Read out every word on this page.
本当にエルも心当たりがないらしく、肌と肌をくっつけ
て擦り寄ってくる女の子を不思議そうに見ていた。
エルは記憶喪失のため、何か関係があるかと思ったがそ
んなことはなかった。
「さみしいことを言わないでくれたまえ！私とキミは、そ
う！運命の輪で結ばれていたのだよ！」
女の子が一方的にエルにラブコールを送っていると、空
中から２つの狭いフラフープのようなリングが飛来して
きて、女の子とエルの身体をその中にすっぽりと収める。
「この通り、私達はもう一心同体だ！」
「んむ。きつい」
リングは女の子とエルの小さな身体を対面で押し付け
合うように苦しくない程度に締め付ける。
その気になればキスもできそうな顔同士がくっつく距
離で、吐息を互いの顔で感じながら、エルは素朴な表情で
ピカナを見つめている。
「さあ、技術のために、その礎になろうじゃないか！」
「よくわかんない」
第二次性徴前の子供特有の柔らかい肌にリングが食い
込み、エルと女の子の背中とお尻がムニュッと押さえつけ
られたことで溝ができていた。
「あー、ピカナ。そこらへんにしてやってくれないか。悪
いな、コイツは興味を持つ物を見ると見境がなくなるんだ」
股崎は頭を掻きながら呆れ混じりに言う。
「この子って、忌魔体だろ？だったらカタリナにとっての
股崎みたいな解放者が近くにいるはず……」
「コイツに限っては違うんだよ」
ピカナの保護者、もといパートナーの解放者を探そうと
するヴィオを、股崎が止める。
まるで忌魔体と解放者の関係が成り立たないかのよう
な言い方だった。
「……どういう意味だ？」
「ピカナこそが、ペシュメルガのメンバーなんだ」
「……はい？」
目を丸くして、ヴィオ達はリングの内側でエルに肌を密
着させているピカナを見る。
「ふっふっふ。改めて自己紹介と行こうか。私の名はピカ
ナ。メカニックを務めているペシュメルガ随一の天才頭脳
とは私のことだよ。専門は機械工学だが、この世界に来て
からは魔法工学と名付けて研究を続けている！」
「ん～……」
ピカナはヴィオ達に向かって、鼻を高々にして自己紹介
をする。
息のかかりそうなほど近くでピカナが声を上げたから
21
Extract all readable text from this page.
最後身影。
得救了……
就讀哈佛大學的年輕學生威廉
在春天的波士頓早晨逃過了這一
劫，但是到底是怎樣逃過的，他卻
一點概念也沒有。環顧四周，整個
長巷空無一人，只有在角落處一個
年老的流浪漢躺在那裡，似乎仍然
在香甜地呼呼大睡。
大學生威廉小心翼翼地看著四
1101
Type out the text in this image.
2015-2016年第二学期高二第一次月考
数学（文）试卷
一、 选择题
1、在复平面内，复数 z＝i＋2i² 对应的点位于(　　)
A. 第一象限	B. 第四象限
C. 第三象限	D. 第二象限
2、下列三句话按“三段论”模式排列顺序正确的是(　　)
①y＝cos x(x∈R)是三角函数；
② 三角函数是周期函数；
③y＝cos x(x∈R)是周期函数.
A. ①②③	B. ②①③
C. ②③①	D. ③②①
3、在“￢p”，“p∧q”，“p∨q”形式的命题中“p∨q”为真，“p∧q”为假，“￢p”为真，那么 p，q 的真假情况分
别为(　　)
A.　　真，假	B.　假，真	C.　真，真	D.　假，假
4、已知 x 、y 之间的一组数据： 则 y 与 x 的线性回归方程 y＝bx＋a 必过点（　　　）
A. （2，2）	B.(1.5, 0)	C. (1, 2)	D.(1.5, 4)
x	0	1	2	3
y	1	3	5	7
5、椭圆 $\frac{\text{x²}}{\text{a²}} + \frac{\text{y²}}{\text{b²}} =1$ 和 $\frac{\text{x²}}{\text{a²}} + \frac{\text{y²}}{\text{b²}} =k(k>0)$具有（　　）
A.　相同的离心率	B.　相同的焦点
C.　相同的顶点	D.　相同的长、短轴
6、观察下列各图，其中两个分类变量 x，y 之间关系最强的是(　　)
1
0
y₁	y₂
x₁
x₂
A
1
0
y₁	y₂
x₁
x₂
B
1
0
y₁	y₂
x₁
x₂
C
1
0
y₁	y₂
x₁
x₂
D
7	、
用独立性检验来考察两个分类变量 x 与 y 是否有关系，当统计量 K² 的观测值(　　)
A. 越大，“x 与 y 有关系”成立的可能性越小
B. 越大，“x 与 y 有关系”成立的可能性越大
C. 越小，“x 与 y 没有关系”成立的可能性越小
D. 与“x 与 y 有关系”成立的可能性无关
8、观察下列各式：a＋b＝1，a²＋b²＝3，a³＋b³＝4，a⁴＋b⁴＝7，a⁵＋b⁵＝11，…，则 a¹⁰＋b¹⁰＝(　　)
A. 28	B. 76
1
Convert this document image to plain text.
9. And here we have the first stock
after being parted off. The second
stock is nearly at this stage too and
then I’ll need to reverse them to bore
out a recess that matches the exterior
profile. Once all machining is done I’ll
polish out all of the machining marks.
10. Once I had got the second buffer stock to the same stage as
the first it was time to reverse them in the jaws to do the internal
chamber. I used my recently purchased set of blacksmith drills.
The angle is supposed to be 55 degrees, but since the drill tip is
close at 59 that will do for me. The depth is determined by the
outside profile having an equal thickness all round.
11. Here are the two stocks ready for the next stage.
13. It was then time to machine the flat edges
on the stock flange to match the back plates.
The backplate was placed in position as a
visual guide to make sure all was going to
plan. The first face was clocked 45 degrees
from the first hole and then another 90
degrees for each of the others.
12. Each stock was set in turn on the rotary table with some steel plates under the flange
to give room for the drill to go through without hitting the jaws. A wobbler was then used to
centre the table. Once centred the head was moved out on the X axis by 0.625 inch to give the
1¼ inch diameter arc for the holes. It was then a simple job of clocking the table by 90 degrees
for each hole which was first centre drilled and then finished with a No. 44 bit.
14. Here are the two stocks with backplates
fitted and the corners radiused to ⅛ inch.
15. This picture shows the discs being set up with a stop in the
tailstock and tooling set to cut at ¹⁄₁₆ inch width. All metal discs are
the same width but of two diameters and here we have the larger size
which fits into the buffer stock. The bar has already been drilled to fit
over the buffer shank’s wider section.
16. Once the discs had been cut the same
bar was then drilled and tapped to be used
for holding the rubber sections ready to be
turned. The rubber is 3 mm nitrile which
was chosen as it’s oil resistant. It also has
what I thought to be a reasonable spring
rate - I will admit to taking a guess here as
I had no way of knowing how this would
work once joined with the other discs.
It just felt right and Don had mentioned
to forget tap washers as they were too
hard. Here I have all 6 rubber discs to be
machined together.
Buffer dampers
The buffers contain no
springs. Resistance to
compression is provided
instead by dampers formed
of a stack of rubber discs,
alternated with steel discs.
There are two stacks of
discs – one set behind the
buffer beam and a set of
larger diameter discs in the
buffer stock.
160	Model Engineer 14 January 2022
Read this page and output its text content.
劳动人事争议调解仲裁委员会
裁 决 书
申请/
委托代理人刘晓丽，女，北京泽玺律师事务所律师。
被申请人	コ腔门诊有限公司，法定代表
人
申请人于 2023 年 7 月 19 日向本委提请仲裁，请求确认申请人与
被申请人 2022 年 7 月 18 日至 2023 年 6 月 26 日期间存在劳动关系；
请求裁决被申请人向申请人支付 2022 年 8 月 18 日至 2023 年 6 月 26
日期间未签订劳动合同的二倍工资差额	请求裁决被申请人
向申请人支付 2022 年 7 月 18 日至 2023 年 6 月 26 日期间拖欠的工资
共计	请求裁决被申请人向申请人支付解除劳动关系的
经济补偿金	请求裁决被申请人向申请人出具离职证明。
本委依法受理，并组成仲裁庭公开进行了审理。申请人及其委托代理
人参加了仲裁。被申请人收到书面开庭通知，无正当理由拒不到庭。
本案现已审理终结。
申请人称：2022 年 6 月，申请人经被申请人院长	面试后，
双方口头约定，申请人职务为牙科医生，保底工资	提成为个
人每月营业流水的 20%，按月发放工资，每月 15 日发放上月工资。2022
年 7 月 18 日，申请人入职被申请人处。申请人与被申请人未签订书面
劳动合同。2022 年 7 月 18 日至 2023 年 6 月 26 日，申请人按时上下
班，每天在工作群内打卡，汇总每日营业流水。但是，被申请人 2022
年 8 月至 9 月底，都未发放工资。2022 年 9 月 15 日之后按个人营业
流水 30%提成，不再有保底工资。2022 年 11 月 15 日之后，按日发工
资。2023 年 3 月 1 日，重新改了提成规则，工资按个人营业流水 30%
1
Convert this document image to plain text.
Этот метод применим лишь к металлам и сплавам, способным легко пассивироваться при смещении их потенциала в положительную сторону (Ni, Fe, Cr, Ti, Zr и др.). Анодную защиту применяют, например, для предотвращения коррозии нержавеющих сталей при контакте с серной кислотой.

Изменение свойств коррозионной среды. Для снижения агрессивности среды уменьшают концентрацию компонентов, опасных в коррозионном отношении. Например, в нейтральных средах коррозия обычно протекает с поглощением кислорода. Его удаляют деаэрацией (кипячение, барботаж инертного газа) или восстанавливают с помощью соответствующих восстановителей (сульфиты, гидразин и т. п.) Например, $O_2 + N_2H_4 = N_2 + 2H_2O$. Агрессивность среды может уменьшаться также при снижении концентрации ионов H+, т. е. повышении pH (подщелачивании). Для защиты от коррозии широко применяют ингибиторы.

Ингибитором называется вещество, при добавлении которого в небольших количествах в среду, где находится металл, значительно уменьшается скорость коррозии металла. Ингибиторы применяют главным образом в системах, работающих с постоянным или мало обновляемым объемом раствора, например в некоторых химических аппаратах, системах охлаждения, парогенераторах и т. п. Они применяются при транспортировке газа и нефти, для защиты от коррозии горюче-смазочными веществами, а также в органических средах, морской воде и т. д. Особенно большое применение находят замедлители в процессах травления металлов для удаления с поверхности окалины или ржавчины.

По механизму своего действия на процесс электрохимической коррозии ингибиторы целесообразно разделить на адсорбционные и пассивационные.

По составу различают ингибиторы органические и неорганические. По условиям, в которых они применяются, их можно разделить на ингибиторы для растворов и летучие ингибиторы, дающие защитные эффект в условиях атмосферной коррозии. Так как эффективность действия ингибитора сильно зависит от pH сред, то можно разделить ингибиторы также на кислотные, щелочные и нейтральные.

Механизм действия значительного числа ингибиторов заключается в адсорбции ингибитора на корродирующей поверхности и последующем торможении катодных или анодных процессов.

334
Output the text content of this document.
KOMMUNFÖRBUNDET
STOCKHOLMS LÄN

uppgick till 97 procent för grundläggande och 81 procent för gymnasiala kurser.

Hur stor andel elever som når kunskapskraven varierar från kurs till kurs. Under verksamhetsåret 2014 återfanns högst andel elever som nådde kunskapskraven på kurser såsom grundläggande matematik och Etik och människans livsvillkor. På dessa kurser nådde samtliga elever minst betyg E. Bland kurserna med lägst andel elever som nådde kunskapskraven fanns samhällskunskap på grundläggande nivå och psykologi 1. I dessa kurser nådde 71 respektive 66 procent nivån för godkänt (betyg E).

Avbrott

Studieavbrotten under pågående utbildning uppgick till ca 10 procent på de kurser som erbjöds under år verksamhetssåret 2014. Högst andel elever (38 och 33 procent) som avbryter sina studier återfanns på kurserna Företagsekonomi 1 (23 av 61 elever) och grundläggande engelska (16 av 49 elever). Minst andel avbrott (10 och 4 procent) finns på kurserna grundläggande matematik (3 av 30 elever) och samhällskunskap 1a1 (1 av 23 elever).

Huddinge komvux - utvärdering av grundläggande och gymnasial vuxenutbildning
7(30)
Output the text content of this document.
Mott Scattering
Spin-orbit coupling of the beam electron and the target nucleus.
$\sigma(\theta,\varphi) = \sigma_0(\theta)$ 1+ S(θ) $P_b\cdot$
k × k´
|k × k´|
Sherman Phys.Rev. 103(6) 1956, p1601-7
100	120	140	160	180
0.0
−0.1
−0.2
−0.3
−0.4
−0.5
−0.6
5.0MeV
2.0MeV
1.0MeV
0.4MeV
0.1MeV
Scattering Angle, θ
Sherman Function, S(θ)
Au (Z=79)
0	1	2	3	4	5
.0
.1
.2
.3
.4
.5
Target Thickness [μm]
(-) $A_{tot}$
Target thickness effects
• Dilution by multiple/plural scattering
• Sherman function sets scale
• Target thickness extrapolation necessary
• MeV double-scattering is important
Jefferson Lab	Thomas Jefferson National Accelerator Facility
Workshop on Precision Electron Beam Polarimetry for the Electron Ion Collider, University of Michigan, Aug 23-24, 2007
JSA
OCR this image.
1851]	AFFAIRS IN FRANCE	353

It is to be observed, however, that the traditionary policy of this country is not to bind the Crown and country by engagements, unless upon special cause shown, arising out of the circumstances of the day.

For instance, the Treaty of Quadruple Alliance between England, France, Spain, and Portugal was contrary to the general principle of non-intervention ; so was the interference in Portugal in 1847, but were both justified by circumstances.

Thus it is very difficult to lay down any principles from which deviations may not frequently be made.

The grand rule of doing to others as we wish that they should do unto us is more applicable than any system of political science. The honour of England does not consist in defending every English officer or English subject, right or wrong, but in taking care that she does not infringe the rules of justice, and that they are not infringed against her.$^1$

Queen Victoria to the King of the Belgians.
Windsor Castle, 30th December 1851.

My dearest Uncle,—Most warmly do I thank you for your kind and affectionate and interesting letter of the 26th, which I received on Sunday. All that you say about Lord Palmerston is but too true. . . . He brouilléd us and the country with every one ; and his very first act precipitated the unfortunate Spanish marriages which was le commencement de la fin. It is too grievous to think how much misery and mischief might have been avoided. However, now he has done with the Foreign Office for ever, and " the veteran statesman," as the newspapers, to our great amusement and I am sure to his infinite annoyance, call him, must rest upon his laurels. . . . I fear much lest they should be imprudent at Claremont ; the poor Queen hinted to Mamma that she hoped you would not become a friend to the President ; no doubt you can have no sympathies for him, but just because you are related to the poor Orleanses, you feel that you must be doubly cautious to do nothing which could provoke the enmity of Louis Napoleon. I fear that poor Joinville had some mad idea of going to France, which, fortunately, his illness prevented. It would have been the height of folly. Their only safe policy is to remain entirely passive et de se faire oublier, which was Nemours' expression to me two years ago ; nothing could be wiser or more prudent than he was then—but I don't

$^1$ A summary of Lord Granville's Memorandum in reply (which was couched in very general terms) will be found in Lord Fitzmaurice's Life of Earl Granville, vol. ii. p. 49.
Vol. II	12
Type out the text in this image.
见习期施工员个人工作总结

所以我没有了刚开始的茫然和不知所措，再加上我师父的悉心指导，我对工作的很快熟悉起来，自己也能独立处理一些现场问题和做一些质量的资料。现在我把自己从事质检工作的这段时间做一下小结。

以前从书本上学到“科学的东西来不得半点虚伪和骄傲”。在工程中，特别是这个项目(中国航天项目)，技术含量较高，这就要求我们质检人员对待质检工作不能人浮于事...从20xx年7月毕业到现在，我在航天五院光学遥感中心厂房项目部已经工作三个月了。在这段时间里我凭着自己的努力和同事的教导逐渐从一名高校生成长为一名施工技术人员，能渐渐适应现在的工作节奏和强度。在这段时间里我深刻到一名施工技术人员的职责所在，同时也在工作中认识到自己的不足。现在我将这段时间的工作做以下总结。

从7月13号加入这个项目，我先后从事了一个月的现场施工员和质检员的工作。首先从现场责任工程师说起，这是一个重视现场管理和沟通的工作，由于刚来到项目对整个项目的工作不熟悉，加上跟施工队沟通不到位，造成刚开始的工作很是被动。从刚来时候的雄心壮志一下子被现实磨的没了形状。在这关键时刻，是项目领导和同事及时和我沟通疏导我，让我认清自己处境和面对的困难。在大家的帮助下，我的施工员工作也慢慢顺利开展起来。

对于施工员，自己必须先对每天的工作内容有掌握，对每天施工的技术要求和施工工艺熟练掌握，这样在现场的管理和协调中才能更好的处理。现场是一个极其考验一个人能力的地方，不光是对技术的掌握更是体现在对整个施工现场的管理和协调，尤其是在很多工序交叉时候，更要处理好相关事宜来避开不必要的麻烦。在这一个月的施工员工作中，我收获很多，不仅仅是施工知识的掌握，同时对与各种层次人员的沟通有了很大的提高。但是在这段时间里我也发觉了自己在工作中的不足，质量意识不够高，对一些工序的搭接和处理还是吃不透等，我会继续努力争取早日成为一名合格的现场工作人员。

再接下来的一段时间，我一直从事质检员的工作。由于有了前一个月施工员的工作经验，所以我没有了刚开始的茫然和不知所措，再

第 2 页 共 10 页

*SHORT EXERCISE*
List every line above containing the word "成立的可能性越小".

*EXERCISE RESPONSE*
A. 越大，“x 与 y 有关系”成立的可能性越小
C. 越小，“x 与 y 没有关系”成立的可能性越小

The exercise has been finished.